Requirement ▸ Every line below is to be copied exactly, with the pictures left out.

Provided records ▸
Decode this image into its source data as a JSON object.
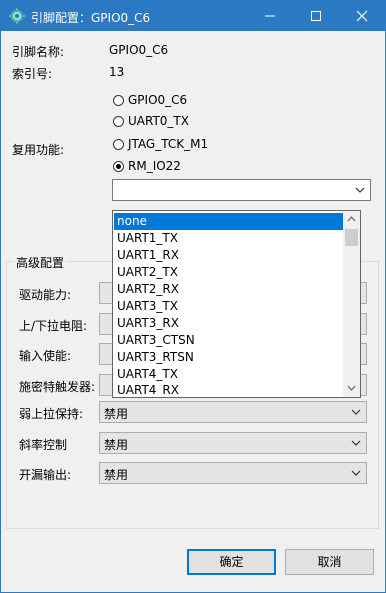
{
  "window": {
    "title": "引脚配置：GPIO0_C6"
  },
  "pin": {
    "name_label": "引脚名称:",
    "name_value": "GPIO0_C6",
    "index_label": "索引号:",
    "index_value": "13",
    "mux_label": "复用功能:"
  },
  "mux_options": [
    {
      "label": "GPIO0_C6",
      "checked": false
    },
    {
      "label": "UART0_TX",
      "checked": false
    },
    {
      "label": "JTAG_TCK_M1",
      "checked": false
    },
    {
      "label": "RM_IO22",
      "checked": true
    }
  ],
  "rm_select": {
    "value": ""
  },
  "dropdown": {
    "items": [
      "none",
      "UART1_TX",
      "UART1_RX",
      "UART2_TX",
      "UART2_RX",
      "UART3_TX",
      "UART3_RX",
      "UART3_CTSN",
      "UART3_RTSN",
      "UART4_TX",
      "UART4_RX"
    ],
    "selected_index": 0
  },
  "advanced": {
    "title": "高级配置",
    "rows": [
      {
        "label": "驱动能力:",
        "value": ""
      },
      {
        "label": "上/下拉电阻:",
        "value": ""
      },
      {
        "label": "输入使能:",
        "value": ""
      },
      {
        "label": "施密特触发器:",
        "value": ""
      },
      {
        "label": "弱上拉保持:",
        "value": "禁用"
      },
      {
        "label": "斜率控制",
        "value": "禁用"
      },
      {
        "label": "开漏输出:",
        "value": "禁用"
      }
    ]
  },
  "buttons": {
    "ok": "确定",
    "cancel": "取消"
  },
  "colors": {
    "titlebar": "#2b79c2",
    "selection": "#0078d7"
  }
}
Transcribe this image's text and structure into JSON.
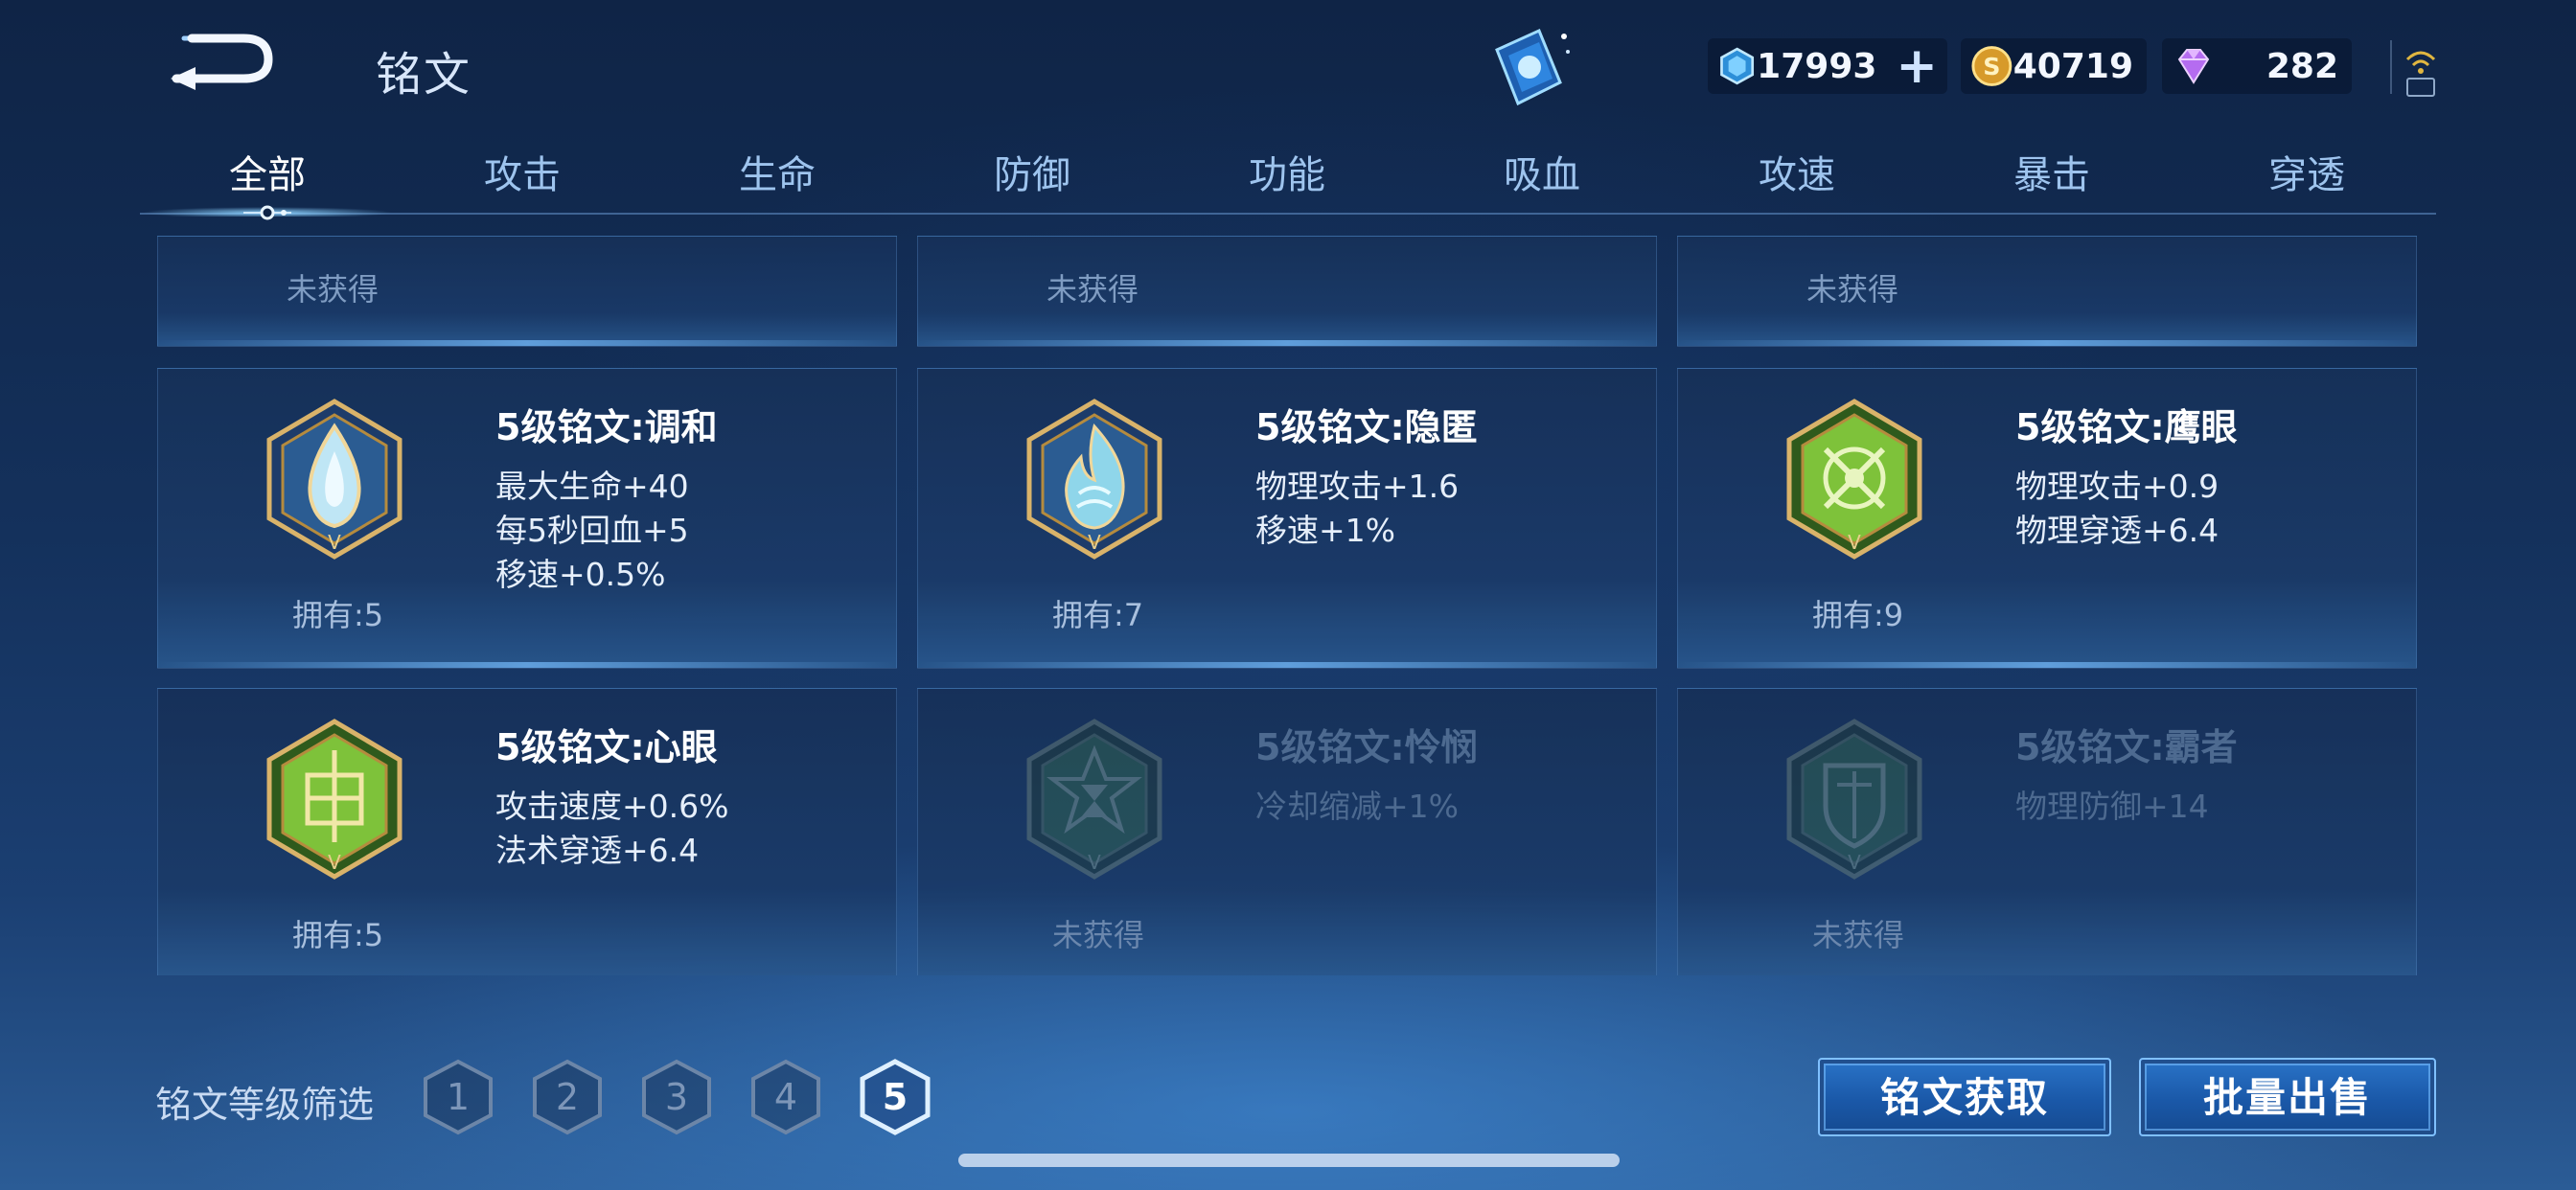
{
  "header": {
    "title": "铭文",
    "currencies": [
      {
        "name": "coupon",
        "value": "17993"
      },
      {
        "name": "gold",
        "value": "40719"
      },
      {
        "name": "gem",
        "value": "282"
      }
    ]
  },
  "tabs": [
    "全部",
    "攻击",
    "生命",
    "防御",
    "功能",
    "吸血",
    "攻速",
    "暴击",
    "穿透"
  ],
  "active_tab": "全部",
  "top_row": [
    {
      "status": "未获得"
    },
    {
      "status": "未获得"
    },
    {
      "status": "未获得"
    }
  ],
  "runes": [
    {
      "title": "5级铭文:调和",
      "stats": [
        "最大生命+40",
        "每5秒回血+5",
        "移速+0.5%"
      ],
      "owned": "拥有:5",
      "color": "#bfe6f5"
    },
    {
      "title": "5级铭文:隐匿",
      "stats": [
        "物理攻击+1.6",
        "移速+1%"
      ],
      "owned": "拥有:7",
      "color": "#8fd6ea"
    },
    {
      "title": "5级铭文:鹰眼",
      "stats": [
        "物理攻击+0.9",
        "物理穿透+6.4"
      ],
      "owned": "拥有:9",
      "color": "#7ec23a"
    },
    {
      "title": "5级铭文:心眼",
      "stats": [
        "攻击速度+0.6%",
        "法术穿透+6.4"
      ],
      "owned": "拥有:5",
      "color": "#7ec23a"
    },
    {
      "title": "5级铭文:怜悯",
      "stats": [
        "冷却缩减+1%"
      ],
      "owned": "未获得",
      "color": "#3c7a4a"
    },
    {
      "title": "5级铭文:霸者",
      "stats": [
        "物理防御+14"
      ],
      "owned": "未获得",
      "color": "#3c7a4a"
    }
  ],
  "footer": {
    "filter_label": "铭文等级筛选",
    "levels": [
      "1",
      "2",
      "3",
      "4",
      "5"
    ],
    "selected_level": "5",
    "acquire_label": "铭文获取",
    "sell_label": "批量出售"
  }
}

Result for this task ▸
Decode this image into its source data as a JSON object.
{
  "window": {
    "title": "引脚配置：GPIO0_C6"
  },
  "pin": {
    "name_label": "引脚名称:",
    "name_value": "GPIO0_C6",
    "index_label": "索引号:",
    "index_value": "13",
    "mux_label": "复用功能:"
  },
  "mux_options": [
    {
      "label": "GPIO0_C6",
      "checked": false
    },
    {
      "label": "UART0_TX",
      "checked": false
    },
    {
      "label": "JTAG_TCK_M1",
      "checked": false
    },
    {
      "label": "RM_IO22",
      "checked": true
    }
  ],
  "rm_select": {
    "value": ""
  },
  "dropdown": {
    "items": [
      "none",
      "UART1_TX",
      "UART1_RX",
      "UART2_TX",
      "UART2_RX",
      "UART3_TX",
      "UART3_RX",
      "UART3_CTSN",
      "UART3_RTSN",
      "UART4_TX",
      "UART4_RX"
    ],
    "selected_index": 0
  },
  "advanced": {
    "title": "高级配置",
    "rows": [
      {
        "label": "驱动能力:",
        "value": ""
      },
      {
        "label": "上/下拉电阻:",
        "value": ""
      },
      {
        "label": "输入使能:",
        "value": ""
      },
      {
        "label": "施密特触发器:",
        "value": ""
      },
      {
        "label": "弱上拉保持:",
        "value": "禁用"
      },
      {
        "label": "斜率控制",
        "value": "禁用"
      },
      {
        "label": "开漏输出:",
        "value": "禁用"
      }
    ]
  },
  "buttons": {
    "ok": "确定",
    "cancel": "取消"
  },
  "colors": {
    "titlebar": "#2b79c2",
    "selection": "#0078d7"
  }
}
Transcribe this image's text and structure into JSON.
{
  "header": {
    "title": "铭文",
    "currencies": [
      {
        "name": "coupon",
        "value": "17993"
      },
      {
        "name": "gold",
        "value": "40719"
      },
      {
        "name": "gem",
        "value": "282"
      }
    ]
  },
  "tabs": [
    "全部",
    "攻击",
    "生命",
    "防御",
    "功能",
    "吸血",
    "攻速",
    "暴击",
    "穿透"
  ],
  "active_tab": "全部",
  "top_row": [
    {
      "status": "未获得"
    },
    {
      "status": "未获得"
    },
    {
      "status": "未获得"
    }
  ],
  "runes": [
    {
      "title": "5级铭文:调和",
      "stats": [
        "最大生命+40",
        "每5秒回血+5",
        "移速+0.5%"
      ],
      "owned": "拥有:5",
      "color": "#bfe6f5"
    },
    {
      "title": "5级铭文:隐匿",
      "stats": [
        "物理攻击+1.6",
        "移速+1%"
      ],
      "owned": "拥有:7",
      "color": "#8fd6ea"
    },
    {
      "title": "5级铭文:鹰眼",
      "stats": [
        "物理攻击+0.9",
        "物理穿透+6.4"
      ],
      "owned": "拥有:9",
      "color": "#7ec23a"
    },
    {
      "title": "5级铭文:心眼",
      "stats": [
        "攻击速度+0.6%",
        "法术穿透+6.4"
      ],
      "owned": "拥有:5",
      "color": "#7ec23a"
    },
    {
      "title": "5级铭文:怜悯",
      "stats": [
        "冷却缩减+1%"
      ],
      "owned": "未获得",
      "color": "#3c7a4a"
    },
    {
      "title": "5级铭文:霸者",
      "stats": [
        "物理防御+14"
      ],
      "owned": "未获得",
      "color": "#3c7a4a"
    }
  ],
  "footer": {
    "filter_label": "铭文等级筛选",
    "levels": [
      "1",
      "2",
      "3",
      "4",
      "5"
    ],
    "selected_level": "5",
    "acquire_label": "铭文获取",
    "sell_label": "批量出售"
  }
}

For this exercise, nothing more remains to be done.